[The exercise]
Repeat all of the data precisely.

Saved data entries:

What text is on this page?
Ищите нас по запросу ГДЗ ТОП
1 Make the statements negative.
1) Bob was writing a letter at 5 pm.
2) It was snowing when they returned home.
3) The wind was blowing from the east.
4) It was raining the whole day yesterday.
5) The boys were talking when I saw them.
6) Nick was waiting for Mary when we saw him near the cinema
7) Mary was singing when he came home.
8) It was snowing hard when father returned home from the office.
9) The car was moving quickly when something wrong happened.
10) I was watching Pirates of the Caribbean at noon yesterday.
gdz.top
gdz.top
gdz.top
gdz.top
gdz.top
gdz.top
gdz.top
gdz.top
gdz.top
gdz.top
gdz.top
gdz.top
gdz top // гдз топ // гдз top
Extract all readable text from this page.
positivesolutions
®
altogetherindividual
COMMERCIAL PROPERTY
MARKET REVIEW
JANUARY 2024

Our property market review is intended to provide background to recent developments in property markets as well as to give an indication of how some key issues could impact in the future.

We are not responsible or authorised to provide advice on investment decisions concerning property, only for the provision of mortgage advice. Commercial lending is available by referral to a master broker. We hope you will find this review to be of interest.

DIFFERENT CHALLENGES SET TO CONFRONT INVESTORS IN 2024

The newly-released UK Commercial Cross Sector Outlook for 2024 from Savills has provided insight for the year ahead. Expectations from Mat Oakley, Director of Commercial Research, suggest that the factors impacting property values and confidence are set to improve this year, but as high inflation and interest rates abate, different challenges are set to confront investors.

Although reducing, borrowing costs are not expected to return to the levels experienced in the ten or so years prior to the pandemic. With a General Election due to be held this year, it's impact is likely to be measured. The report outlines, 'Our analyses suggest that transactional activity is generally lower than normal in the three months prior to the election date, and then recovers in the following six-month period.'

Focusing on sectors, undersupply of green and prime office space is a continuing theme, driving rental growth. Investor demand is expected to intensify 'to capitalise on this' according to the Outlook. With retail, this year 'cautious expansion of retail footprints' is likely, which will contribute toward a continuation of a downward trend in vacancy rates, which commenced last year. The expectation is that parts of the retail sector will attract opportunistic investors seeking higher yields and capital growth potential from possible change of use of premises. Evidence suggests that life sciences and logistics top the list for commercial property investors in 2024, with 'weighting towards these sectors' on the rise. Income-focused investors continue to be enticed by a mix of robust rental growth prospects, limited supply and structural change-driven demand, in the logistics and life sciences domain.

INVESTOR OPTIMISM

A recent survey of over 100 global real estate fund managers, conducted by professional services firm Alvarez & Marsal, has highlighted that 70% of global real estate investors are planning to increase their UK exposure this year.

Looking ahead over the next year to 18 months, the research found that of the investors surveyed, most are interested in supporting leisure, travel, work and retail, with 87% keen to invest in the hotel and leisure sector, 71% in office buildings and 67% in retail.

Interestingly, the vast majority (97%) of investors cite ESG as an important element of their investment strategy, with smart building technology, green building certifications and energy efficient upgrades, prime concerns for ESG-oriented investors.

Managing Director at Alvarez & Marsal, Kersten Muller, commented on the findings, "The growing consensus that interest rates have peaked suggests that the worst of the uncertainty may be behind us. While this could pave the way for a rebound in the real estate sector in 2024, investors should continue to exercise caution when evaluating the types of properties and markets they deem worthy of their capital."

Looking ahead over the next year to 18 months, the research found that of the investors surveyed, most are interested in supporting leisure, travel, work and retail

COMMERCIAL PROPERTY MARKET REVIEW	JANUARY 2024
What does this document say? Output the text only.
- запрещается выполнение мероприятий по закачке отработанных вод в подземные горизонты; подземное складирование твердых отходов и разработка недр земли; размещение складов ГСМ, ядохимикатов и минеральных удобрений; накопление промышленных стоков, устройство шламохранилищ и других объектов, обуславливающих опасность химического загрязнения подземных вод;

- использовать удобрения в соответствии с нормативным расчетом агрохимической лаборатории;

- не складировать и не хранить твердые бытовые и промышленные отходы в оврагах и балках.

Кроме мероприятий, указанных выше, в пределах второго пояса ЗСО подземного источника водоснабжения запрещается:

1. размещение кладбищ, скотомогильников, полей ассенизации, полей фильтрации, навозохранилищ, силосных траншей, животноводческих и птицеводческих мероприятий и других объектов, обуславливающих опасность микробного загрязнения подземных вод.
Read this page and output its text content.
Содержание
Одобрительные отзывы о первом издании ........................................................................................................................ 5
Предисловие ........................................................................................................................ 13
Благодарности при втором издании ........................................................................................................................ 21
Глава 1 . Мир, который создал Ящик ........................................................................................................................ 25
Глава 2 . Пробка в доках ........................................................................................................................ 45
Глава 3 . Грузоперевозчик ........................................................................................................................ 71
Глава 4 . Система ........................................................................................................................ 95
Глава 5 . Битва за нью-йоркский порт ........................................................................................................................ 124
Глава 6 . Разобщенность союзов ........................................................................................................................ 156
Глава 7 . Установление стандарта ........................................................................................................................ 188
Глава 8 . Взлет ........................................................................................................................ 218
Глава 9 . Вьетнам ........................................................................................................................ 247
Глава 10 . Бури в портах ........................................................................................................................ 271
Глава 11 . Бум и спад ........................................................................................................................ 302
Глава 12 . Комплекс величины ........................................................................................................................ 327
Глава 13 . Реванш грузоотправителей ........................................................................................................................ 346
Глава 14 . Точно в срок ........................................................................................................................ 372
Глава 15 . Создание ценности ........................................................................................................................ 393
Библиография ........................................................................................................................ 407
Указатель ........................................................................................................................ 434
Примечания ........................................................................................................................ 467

[Result for this task]
What text is on this page?
Ищите нас по запросу ГДЗ ТОП
1 Make the statements negative.
1) Bob was writing a letter at 5 pm.
2) It was snowing when they returned home.
3) The wind was blowing from the east.
4) It was raining the whole day yesterday.
5) The boys were talking when I saw them.
6) Nick was waiting for Mary when we saw him near the cinema
7) Mary was singing when he came home.
8) It was snowing hard when father returned home from the office.
9) The car was moving quickly when something wrong happened.
10) I was watching Pirates of the Caribbean at noon yesterday.
gdz.top
gdz.top
gdz.top
gdz.top
gdz.top
gdz.top
gdz.top
gdz.top
gdz.top
gdz.top
gdz.top
gdz.top
gdz top // гдз топ // гдз top
Extract all readable text from this page.
positivesolutions
®
altogetherindividual
COMMERCIAL PROPERTY
MARKET REVIEW
JANUARY 2024

Our property market review is intended to provide background to recent developments in property markets as well as to give an indication of how some key issues could impact in the future.

We are not responsible or authorised to provide advice on investment decisions concerning property, only for the provision of mortgage advice. Commercial lending is available by referral to a master broker. We hope you will find this review to be of interest.

DIFFERENT CHALLENGES SET TO CONFRONT INVESTORS IN 2024

The newly-released UK Commercial Cross Sector Outlook for 2024 from Savills has provided insight for the year ahead. Expectations from Mat Oakley, Director of Commercial Research, suggest that the factors impacting property values and confidence are set to improve this year, but as high inflation and interest rates abate, different challenges are set to confront investors.

Although reducing, borrowing costs are not expected to return to the levels experienced in the ten or so years prior to the pandemic. With a General Election due to be held this year, it's impact is likely to be measured. The report outlines, 'Our analyses suggest that transactional activity is generally lower than normal in the three months prior to the election date, and then recovers in the following six-month period.'

Focusing on sectors, undersupply of green and prime office space is a continuing theme, driving rental growth. Investor demand is expected to intensify 'to capitalise on this' according to the Outlook. With retail, this year 'cautious expansion of retail footprints' is likely, which will contribute toward a continuation of a downward trend in vacancy rates, which commenced last year. The expectation is that parts of the retail sector will attract opportunistic investors seeking higher yields and capital growth potential from possible change of use of premises. Evidence suggests that life sciences and logistics top the list for commercial property investors in 2024, with 'weighting towards these sectors' on the rise. Income-focused investors continue to be enticed by a mix of robust rental growth prospects, limited supply and structural change-driven demand, in the logistics and life sciences domain.

INVESTOR OPTIMISM

A recent survey of over 100 global real estate fund managers, conducted by professional services firm Alvarez & Marsal, has highlighted that 70% of global real estate investors are planning to increase their UK exposure this year.

Looking ahead over the next year to 18 months, the research found that of the investors surveyed, most are interested in supporting leisure, travel, work and retail, with 87% keen to invest in the hotel and leisure sector, 71% in office buildings and 67% in retail.

Interestingly, the vast majority (97%) of investors cite ESG as an important element of their investment strategy, with smart building technology, green building certifications and energy efficient upgrades, prime concerns for ESG-oriented investors.

Managing Director at Alvarez & Marsal, Kersten Muller, commented on the findings, "The growing consensus that interest rates have peaked suggests that the worst of the uncertainty may be behind us. While this could pave the way for a rebound in the real estate sector in 2024, investors should continue to exercise caution when evaluating the types of properties and markets they deem worthy of their capital."

Looking ahead over the next year to 18 months, the research found that of the investors surveyed, most are interested in supporting leisure, travel, work and retail

COMMERCIAL PROPERTY MARKET REVIEW	JANUARY 2024
What does this document say? Output the text only.
- запрещается выполнение мероприятий по закачке отработанных вод в подземные горизонты; подземное складирование твердых отходов и разработка недр земли; размещение складов ГСМ, ядохимикатов и минеральных удобрений; накопление промышленных стоков, устройство шламохранилищ и других объектов, обуславливающих опасность химического загрязнения подземных вод;

- использовать удобрения в соответствии с нормативным расчетом агрохимической лаборатории;

- не складировать и не хранить твердые бытовые и промышленные отходы в оврагах и балках.

Кроме мероприятий, указанных выше, в пределах второго пояса ЗСО подземного источника водоснабжения запрещается:

1. размещение кладбищ, скотомогильников, полей ассенизации, полей фильтрации, навозохранилищ, силосных траншей, животноводческих и птицеводческих мероприятий и других объектов, обуславливающих опасность микробного загрязнения подземных вод.
Read this page and output its text content.
Содержание
Одобрительные отзывы о первом издании ........................................................................................................................ 5
Предисловие ........................................................................................................................ 13
Благодарности при втором издании ........................................................................................................................ 21
Глава 1 . Мир, который создал Ящик ........................................................................................................................ 25
Глава 2 . Пробка в доках ........................................................................................................................ 45
Глава 3 . Грузоперевозчик ........................................................................................................................ 71
Глава 4 . Система ........................................................................................................................ 95
Глава 5 . Битва за нью-йоркский порт ........................................................................................................................ 124
Глава 6 . Разобщенность союзов ........................................................................................................................ 156
Глава 7 . Установление стандарта ........................................................................................................................ 188
Глава 8 . Взлет ........................................................................................................................ 218
Глава 9 . Вьетнам ........................................................................................................................ 247
Глава 10 . Бури в портах ........................................................................................................................ 271
Глава 11 . Бум и спад ........................................................................................................................ 302
Глава 12 . Комплекс величины ........................................................................................................................ 327
Глава 13 . Реванш грузоотправителей ........................................................................................................................ 346
Глава 14 . Точно в срок ........................................................................................................................ 372
Глава 15 . Создание ценности ........................................................................................................................ 393
Библиография ........................................................................................................................ 407
Указатель ........................................................................................................................ 434
Примечания ........................................................................................................................ 467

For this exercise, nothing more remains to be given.